Part of a data file:
——

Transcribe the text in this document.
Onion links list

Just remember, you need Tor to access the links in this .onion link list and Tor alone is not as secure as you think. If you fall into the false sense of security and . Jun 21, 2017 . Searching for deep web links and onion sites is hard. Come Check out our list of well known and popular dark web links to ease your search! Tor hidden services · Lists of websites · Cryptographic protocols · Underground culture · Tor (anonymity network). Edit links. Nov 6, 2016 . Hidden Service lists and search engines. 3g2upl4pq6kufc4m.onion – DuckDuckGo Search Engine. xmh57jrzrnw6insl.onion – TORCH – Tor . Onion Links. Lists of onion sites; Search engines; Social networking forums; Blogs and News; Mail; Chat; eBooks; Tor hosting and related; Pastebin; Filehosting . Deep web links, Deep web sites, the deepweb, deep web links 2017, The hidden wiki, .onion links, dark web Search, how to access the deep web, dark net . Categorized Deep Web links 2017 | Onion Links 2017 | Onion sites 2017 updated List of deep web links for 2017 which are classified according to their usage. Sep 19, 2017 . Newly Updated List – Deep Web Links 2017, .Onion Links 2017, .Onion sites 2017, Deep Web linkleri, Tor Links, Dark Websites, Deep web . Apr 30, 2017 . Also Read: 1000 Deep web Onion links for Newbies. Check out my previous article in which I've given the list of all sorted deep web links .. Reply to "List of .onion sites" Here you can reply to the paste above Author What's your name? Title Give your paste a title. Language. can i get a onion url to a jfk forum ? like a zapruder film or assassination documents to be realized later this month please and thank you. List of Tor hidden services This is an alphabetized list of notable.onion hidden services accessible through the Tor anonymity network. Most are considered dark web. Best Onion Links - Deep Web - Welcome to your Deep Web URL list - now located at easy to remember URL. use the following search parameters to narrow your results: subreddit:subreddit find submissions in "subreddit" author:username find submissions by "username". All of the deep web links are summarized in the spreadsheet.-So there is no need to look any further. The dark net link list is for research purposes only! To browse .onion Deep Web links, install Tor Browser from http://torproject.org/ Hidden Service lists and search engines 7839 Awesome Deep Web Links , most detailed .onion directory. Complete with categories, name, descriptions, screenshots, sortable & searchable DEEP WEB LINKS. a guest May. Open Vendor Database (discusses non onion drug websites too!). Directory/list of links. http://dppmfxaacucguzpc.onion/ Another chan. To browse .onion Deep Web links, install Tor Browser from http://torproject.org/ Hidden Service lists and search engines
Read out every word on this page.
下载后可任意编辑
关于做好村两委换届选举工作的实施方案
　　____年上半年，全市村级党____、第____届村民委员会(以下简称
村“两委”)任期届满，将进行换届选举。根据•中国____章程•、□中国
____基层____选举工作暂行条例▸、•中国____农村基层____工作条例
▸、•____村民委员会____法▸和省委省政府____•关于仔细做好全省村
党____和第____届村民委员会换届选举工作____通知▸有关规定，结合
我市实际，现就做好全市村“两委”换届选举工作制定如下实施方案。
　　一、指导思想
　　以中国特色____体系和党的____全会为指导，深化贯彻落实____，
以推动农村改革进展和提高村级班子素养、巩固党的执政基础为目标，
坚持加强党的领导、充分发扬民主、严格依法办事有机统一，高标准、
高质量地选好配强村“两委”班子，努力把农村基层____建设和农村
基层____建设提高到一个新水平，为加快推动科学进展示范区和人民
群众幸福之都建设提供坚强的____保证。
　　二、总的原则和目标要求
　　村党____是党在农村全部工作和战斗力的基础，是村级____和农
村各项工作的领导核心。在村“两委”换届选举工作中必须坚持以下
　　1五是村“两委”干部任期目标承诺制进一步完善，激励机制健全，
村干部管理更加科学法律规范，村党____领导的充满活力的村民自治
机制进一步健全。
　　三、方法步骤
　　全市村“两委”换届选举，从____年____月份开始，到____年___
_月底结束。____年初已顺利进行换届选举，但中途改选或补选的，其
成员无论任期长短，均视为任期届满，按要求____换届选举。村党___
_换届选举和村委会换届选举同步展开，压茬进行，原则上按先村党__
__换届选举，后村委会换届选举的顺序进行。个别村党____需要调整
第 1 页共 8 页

——

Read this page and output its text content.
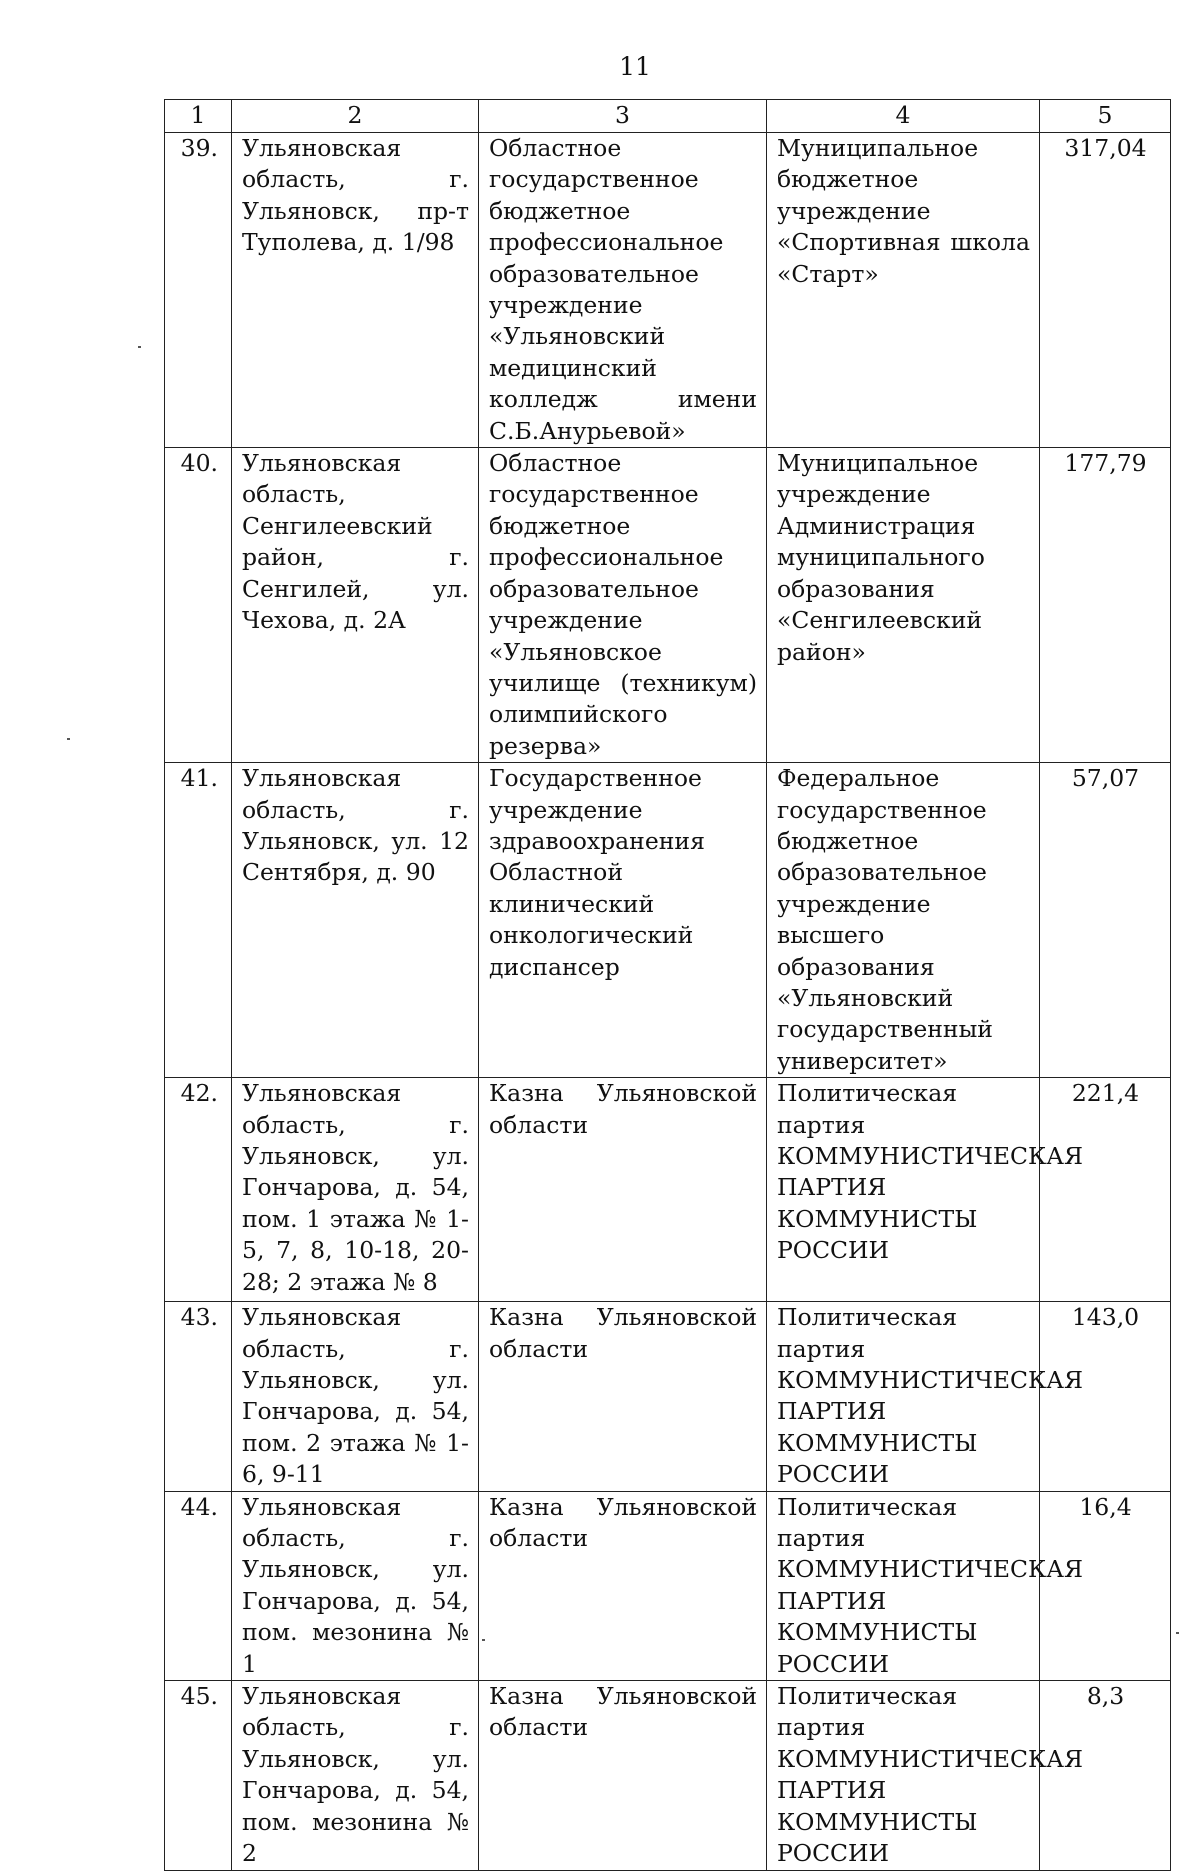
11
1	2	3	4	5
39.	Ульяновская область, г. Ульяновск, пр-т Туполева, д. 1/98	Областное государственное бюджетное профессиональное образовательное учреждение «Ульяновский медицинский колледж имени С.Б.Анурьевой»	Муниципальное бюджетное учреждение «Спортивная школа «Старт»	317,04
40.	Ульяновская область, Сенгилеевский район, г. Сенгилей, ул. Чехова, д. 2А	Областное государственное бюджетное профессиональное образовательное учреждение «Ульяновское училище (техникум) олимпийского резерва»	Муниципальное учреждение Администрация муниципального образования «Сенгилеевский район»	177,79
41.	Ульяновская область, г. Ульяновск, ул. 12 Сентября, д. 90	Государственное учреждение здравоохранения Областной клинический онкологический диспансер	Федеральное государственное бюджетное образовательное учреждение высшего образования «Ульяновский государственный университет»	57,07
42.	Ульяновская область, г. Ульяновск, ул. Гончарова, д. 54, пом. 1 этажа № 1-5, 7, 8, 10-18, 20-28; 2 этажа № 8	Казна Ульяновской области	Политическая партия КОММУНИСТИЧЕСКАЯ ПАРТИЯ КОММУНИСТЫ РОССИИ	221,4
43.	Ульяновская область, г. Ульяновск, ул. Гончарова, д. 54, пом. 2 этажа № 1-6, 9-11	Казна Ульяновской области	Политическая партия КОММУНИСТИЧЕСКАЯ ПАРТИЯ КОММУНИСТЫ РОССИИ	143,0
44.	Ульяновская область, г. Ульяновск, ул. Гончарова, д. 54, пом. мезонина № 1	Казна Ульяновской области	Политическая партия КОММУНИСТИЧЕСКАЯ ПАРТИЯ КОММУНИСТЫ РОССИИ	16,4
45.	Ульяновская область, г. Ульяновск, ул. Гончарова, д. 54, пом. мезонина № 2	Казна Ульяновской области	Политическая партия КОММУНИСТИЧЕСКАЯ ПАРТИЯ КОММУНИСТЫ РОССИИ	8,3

——

- **WHAT IS ASKED**
State how many lines in the records above contain the word "text", and give only that number.

- **ANSWER TO THIS TASK**
2